:: EXERCISE DETAILS ::
Copy the material that follows word for word and omit its pictures.

>> BEGIN

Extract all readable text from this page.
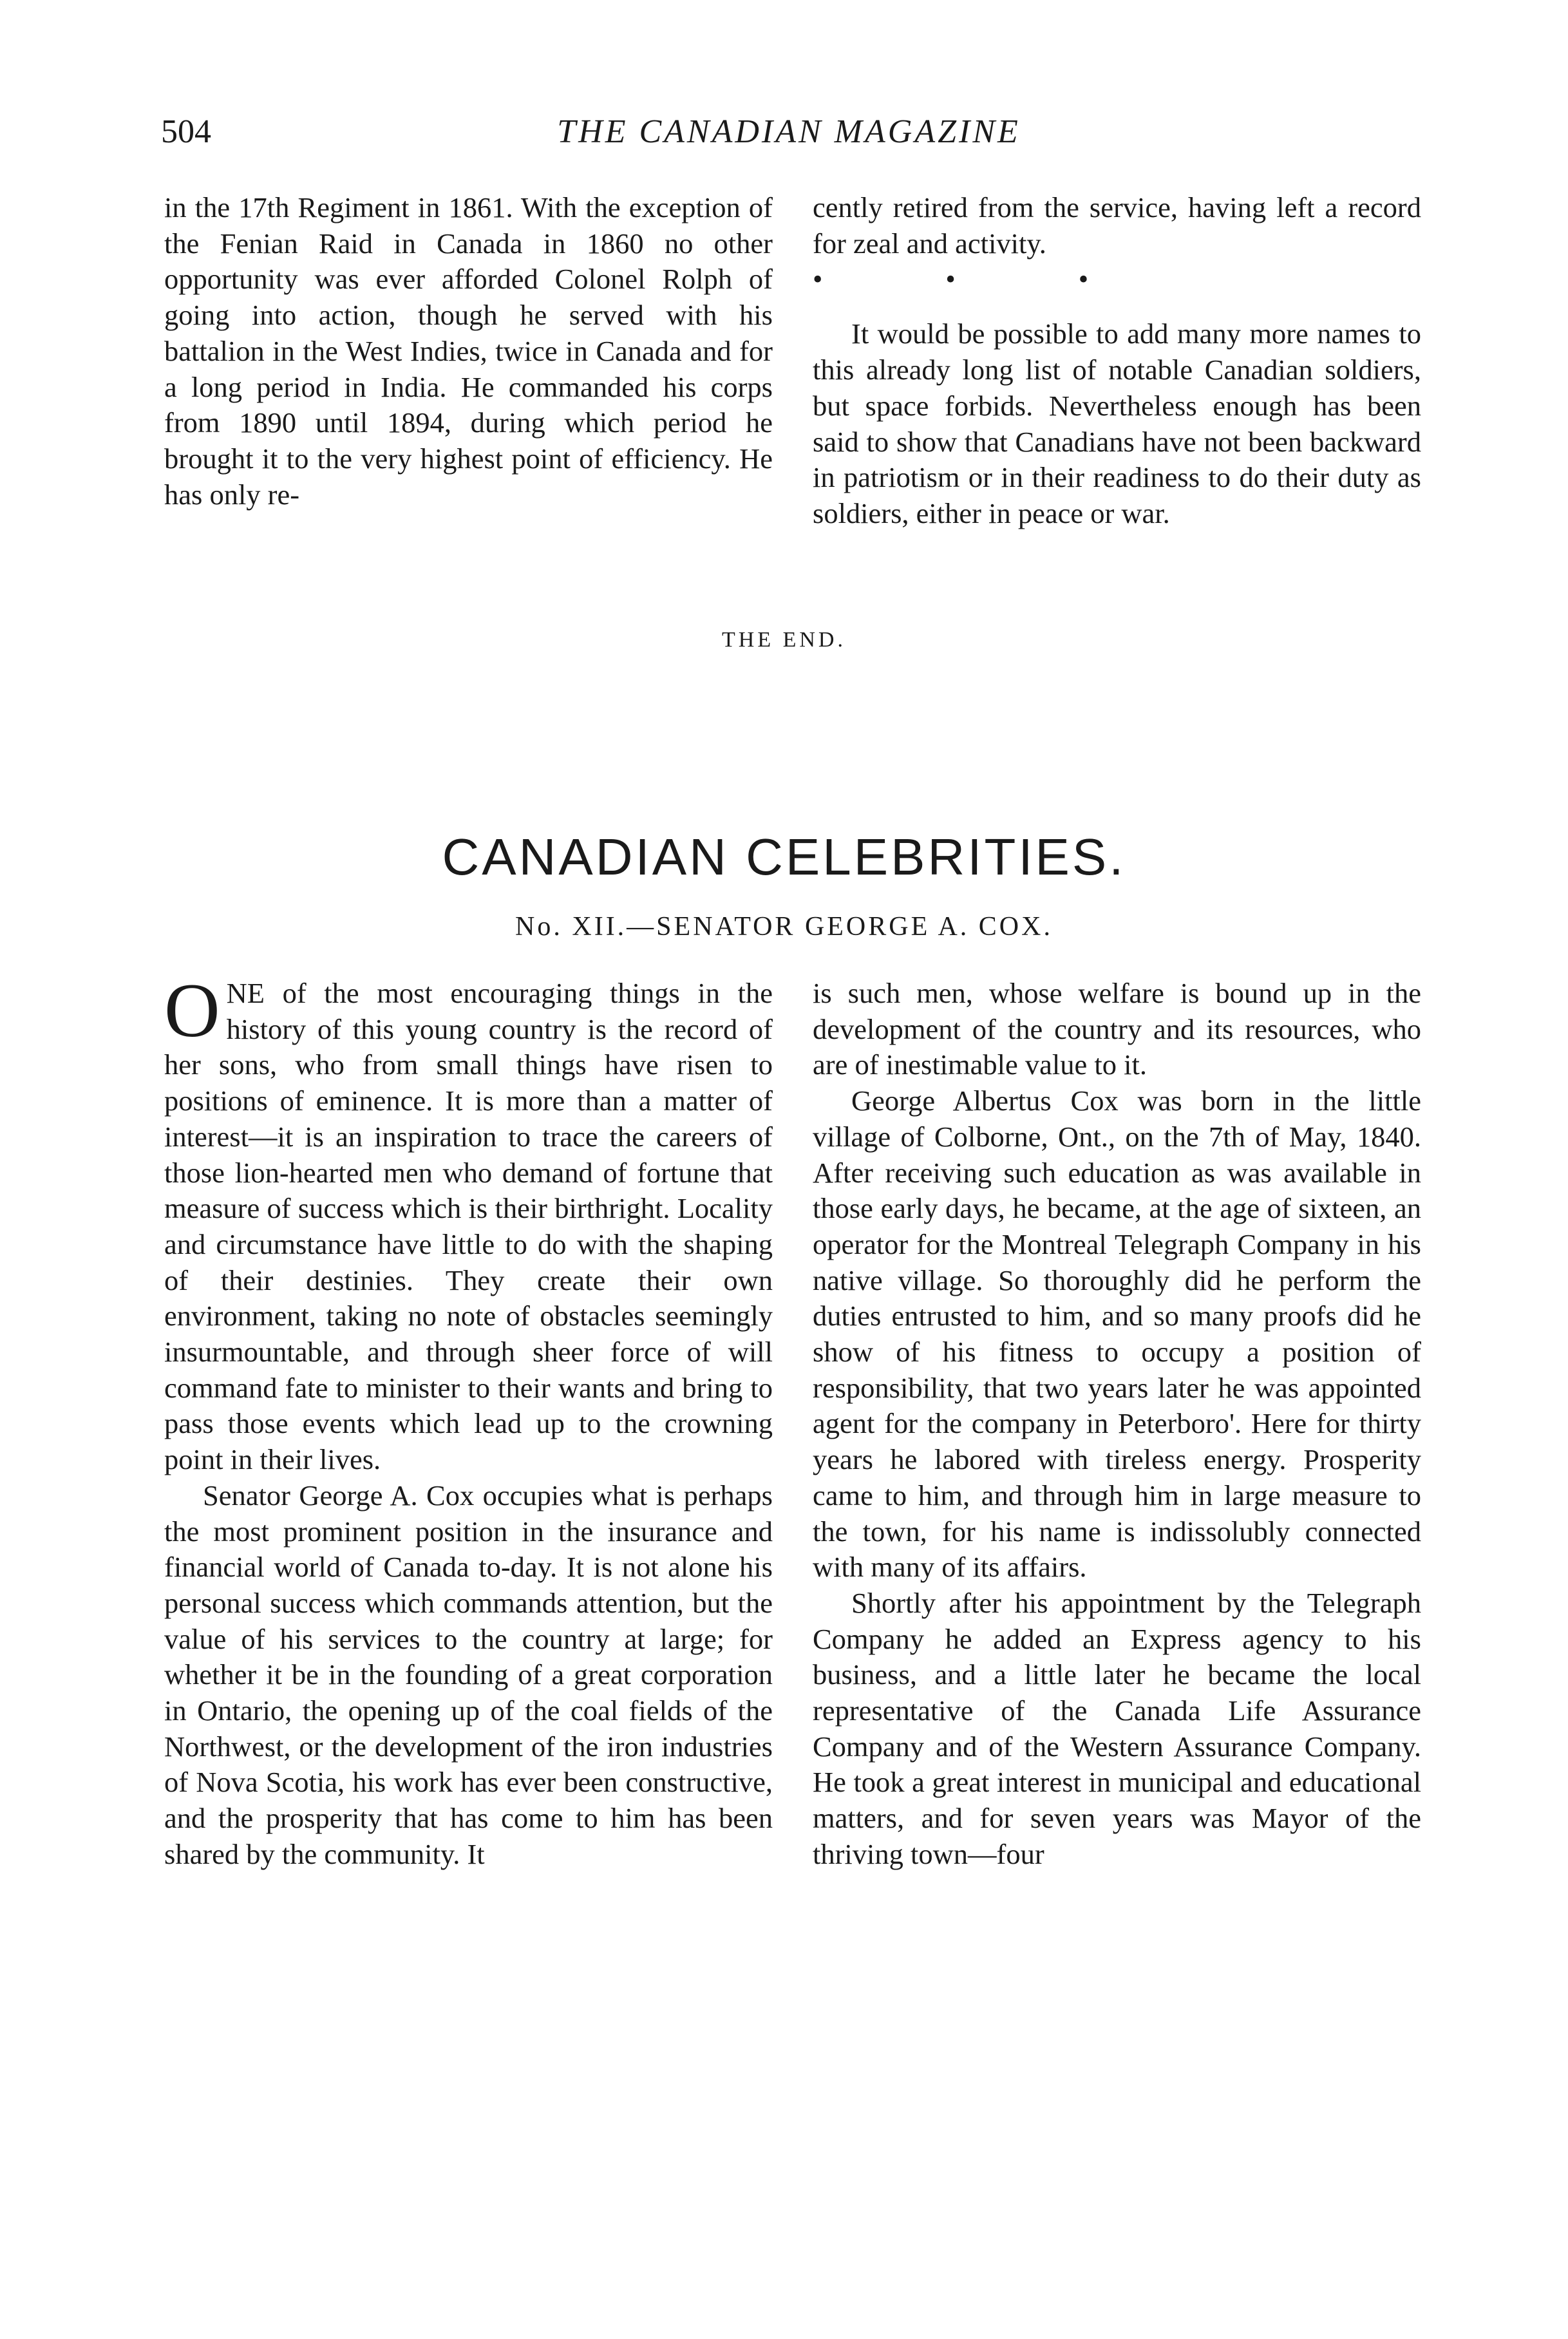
504	THE CANADIAN MAGAZINE

in the 17th Regiment in 1861. With the exception of the Fenian Raid in Canada in 1860 no other opportunity was ever afforded Colonel Rolph of going into action, though he served with his battalion in the West Indies, twice in Canada and for a long period in India. He commanded his corps from 1890 until 1894, during which period he brought it to the very highest point of efficiency. He has only re-

cently retired from the service, having left a record for zeal and activity.

• • •

It would be possible to add many more names to this already long list of notable Canadian soldiers, but space forbids. Nevertheless enough has been said to show that Canadians have not been backward in patriotism or in their readiness to do their duty as soldiers, either in peace or war.

THE END.
CANADIAN CELEBRITIES.
No. XII.—SENATOR GEORGE A. COX.

ONE of the most encouraging things in the history of this young country is the record of her sons, who from small things have risen to positions of eminence. It is more than a matter of interest—it is an inspiration to trace the careers of those lion-hearted men who demand of fortune that measure of success which is their birthright. Locality and circumstance have little to do with the shaping of their destinies. They create their own environment, taking no note of obstacles seemingly insurmountable, and through sheer force of will command fate to minister to their wants and bring to pass those events which lead up to the crowning point in their lives.

Senator George A. Cox occupies what is perhaps the most prominent position in the insurance and financial world of Canada to-day. It is not alone his personal success which commands attention, but the value of his services to the country at large; for whether it be in the founding of a great corporation in Ontario, the opening up of the coal fields of the Northwest, or the development of the iron industries of Nova Scotia, his work has ever been constructive, and the prosperity that has come to him has been shared by the community. It

is such men, whose welfare is bound up in the development of the country and its resources, who are of inestimable value to it.

George Albertus Cox was born in the little village of Colborne, Ont., on the 7th of May, 1840. After receiving such education as was available in those early days, he became, at the age of sixteen, an operator for the Montreal Telegraph Company in his native village. So thoroughly did he perform the duties entrusted to him, and so many proofs did he show of his fitness to occupy a position of responsibility, that two years later he was appointed agent for the company in Peterboro'. Here for thirty years he labored with tireless energy. Prosperity came to him, and through him in large measure to the town, for his name is indissolubly connected with many of its affairs.

Shortly after his appointment by the Telegraph Company he added an Express agency to his business, and a little later he became the local representative of the Canada Life Assurance Company and of the Western Assurance Company. He took a great interest in municipal and educational matters, and for seven years was Mayor of the thriving town—four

>> END

:: CORRECT RESULT ::
Extract all readable text from this page.
504	THE CANADIAN MAGAZINE

in the 17th Regiment in 1861. With the exception of the Fenian Raid in Canada in 1860 no other opportunity was ever afforded Colonel Rolph of going into action, though he served with his battalion in the West Indies, twice in Canada and for a long period in India. He commanded his corps from 1890 until 1894, during which period he brought it to the very highest point of efficiency. He has only re-

cently retired from the service, having left a record for zeal and activity.

• • •

It would be possible to add many more names to this already long list of notable Canadian soldiers, but space forbids. Nevertheless enough has been said to show that Canadians have not been backward in patriotism or in their readiness to do their duty as soldiers, either in peace or war.

THE END.
CANADIAN CELEBRITIES.
No. XII.—SENATOR GEORGE A. COX.

ONE of the most encouraging things in the history of this young country is the record of her sons, who from small things have risen to positions of eminence. It is more than a matter of interest—it is an inspiration to trace the careers of those lion-hearted men who demand of fortune that measure of success which is their birthright. Locality and circumstance have little to do with the shaping of their destinies. They create their own environment, taking no note of obstacles seemingly insurmountable, and through sheer force of will command fate to minister to their wants and bring to pass those events which lead up to the crowning point in their lives.

Senator George A. Cox occupies what is perhaps the most prominent position in the insurance and financial world of Canada to-day. It is not alone his personal success which commands attention, but the value of his services to the country at large; for whether it be in the founding of a great corporation in Ontario, the opening up of the coal fields of the Northwest, or the development of the iron industries of Nova Scotia, his work has ever been constructive, and the prosperity that has come to him has been shared by the community. It

is such men, whose welfare is bound up in the development of the country and its resources, who are of inestimable value to it.

George Albertus Cox was born in the little village of Colborne, Ont., on the 7th of May, 1840. After receiving such education as was available in those early days, he became, at the age of sixteen, an operator for the Montreal Telegraph Company in his native village. So thoroughly did he perform the duties entrusted to him, and so many proofs did he show of his fitness to occupy a position of responsibility, that two years later he was appointed agent for the company in Peterboro'. Here for thirty years he labored with tireless energy. Prosperity came to him, and through him in large measure to the town, for his name is indissolubly connected with many of its affairs.

Shortly after his appointment by the Telegraph Company he added an Express agency to his business, and a little later he became the local representative of the Canada Life Assurance Company and of the Western Assurance Company. He took a great interest in municipal and educational matters, and for seven years was Mayor of the thriving town—four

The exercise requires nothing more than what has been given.